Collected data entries

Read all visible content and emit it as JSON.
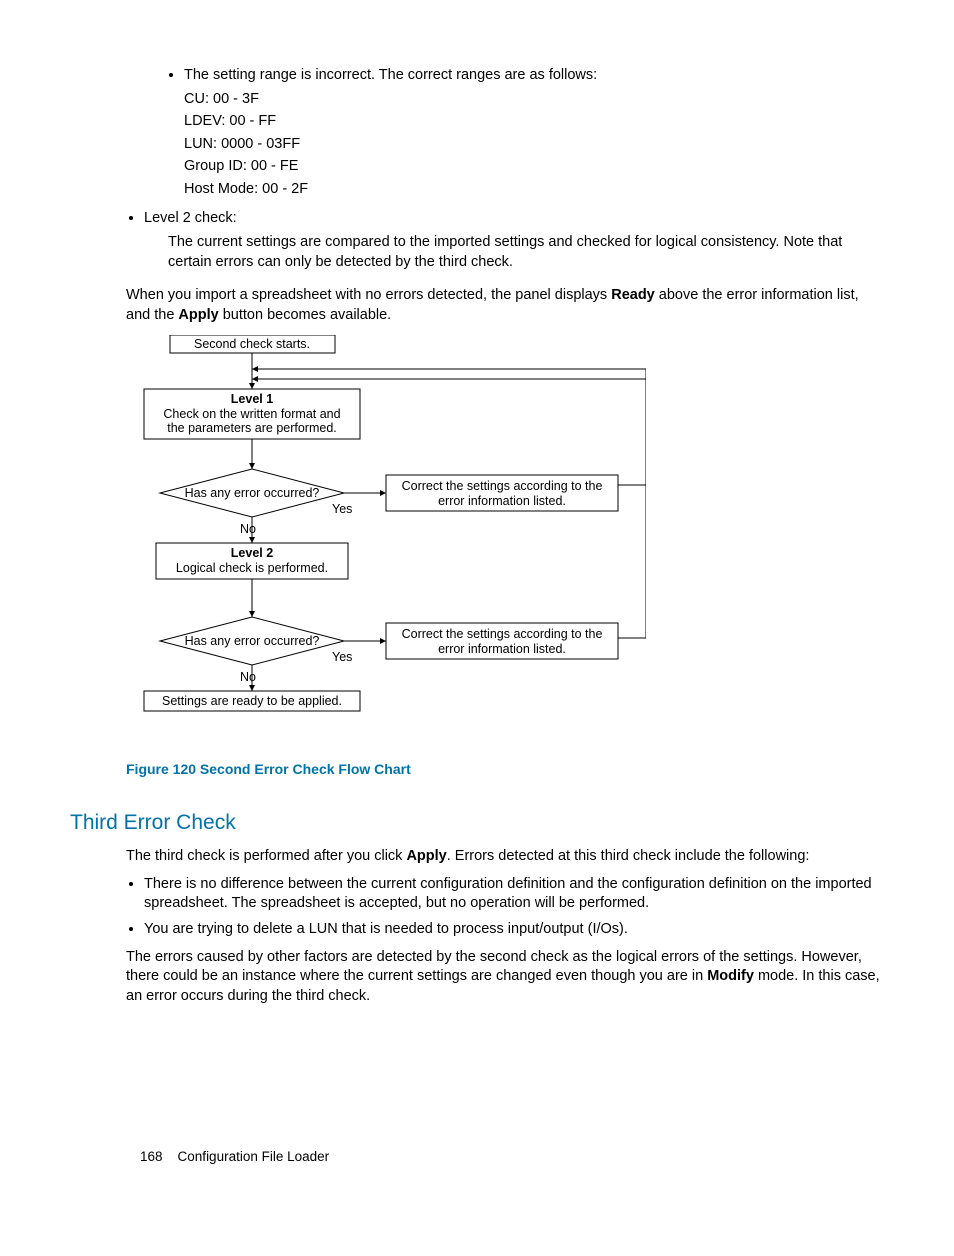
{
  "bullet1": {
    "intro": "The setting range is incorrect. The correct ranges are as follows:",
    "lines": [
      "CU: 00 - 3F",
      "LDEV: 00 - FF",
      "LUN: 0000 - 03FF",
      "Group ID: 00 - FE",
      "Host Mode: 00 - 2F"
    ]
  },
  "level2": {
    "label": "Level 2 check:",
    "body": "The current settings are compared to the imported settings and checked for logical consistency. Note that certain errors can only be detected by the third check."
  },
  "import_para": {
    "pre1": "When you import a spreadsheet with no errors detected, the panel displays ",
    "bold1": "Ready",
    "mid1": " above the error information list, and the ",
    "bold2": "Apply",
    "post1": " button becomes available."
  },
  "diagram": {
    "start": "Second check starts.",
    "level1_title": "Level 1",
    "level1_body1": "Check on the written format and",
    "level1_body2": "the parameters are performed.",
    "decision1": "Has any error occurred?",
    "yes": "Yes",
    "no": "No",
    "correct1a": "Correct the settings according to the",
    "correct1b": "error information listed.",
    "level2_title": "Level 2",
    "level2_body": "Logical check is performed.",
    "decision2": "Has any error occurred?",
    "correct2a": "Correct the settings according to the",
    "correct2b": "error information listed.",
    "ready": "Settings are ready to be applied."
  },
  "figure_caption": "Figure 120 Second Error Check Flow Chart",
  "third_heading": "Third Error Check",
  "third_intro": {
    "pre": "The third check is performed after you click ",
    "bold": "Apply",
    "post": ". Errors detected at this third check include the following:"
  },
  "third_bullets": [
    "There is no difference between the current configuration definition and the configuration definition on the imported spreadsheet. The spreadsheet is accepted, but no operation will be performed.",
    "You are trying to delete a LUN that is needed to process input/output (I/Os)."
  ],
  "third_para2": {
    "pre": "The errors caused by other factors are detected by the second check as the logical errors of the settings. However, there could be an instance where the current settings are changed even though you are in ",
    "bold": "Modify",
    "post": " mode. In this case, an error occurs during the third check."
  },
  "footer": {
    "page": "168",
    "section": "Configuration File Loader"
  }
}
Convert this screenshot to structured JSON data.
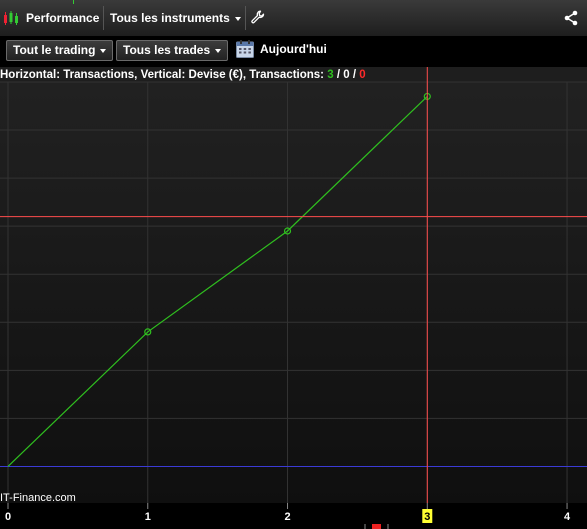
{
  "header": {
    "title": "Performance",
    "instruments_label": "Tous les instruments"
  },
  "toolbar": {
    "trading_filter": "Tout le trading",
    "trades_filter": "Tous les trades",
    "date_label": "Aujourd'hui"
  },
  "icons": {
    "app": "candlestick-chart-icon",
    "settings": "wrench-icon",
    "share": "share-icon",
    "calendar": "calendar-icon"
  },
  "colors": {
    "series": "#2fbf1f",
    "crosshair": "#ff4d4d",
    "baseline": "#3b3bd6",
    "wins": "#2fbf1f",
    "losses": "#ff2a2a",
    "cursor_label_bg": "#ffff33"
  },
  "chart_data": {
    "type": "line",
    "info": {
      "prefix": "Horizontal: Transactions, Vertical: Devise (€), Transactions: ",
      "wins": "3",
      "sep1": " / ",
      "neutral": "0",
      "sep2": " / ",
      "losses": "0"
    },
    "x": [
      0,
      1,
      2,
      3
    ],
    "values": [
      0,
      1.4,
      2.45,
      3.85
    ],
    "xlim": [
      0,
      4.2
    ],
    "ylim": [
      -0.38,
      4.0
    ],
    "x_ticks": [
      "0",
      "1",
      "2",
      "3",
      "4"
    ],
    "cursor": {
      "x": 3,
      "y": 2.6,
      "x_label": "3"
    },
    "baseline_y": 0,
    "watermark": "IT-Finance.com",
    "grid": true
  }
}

* * *

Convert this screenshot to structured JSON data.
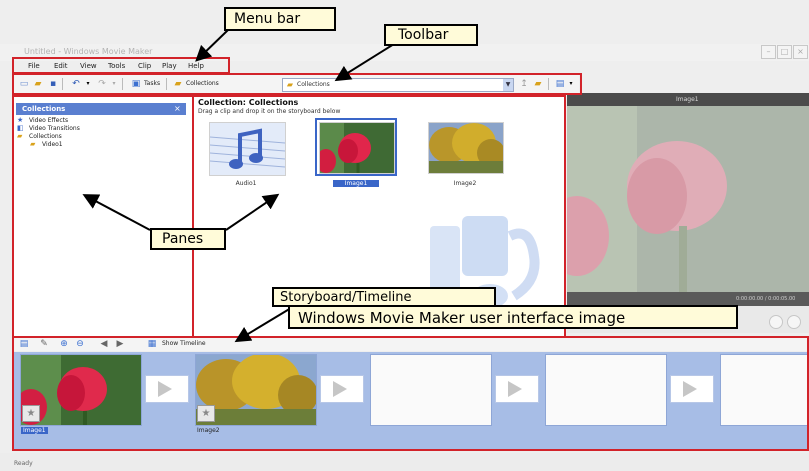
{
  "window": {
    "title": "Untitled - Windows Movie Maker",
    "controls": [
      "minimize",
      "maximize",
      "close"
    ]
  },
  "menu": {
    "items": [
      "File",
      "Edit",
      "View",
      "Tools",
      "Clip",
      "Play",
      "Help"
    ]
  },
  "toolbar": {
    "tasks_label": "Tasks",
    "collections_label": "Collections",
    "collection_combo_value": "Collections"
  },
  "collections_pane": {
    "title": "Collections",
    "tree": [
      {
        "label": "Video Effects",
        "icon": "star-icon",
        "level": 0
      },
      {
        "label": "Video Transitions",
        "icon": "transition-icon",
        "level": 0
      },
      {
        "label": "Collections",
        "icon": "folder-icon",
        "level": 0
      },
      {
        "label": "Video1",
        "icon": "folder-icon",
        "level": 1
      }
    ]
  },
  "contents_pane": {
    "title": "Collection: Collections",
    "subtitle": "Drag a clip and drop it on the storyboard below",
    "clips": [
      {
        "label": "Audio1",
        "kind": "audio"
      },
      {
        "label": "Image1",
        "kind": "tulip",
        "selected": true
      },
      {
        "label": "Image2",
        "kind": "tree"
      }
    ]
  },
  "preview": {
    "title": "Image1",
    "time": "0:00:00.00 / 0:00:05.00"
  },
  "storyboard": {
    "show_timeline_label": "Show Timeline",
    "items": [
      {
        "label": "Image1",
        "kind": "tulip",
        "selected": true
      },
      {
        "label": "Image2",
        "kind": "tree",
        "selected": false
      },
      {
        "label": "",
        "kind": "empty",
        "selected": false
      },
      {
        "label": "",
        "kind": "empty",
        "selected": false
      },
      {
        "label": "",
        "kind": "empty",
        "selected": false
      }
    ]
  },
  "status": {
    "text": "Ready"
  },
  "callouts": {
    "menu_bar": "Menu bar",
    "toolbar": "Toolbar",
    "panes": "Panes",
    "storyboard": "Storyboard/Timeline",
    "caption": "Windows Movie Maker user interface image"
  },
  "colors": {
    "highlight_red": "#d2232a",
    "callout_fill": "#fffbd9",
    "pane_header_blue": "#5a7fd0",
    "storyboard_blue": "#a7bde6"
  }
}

What needs to be done: Take every line that includes the string "information" and copy it.

Response to the exercise:
    "mid1": " above the error information list, and the ",
    "correct1b": "error information listed.",
    "correct2b": "error information listed.",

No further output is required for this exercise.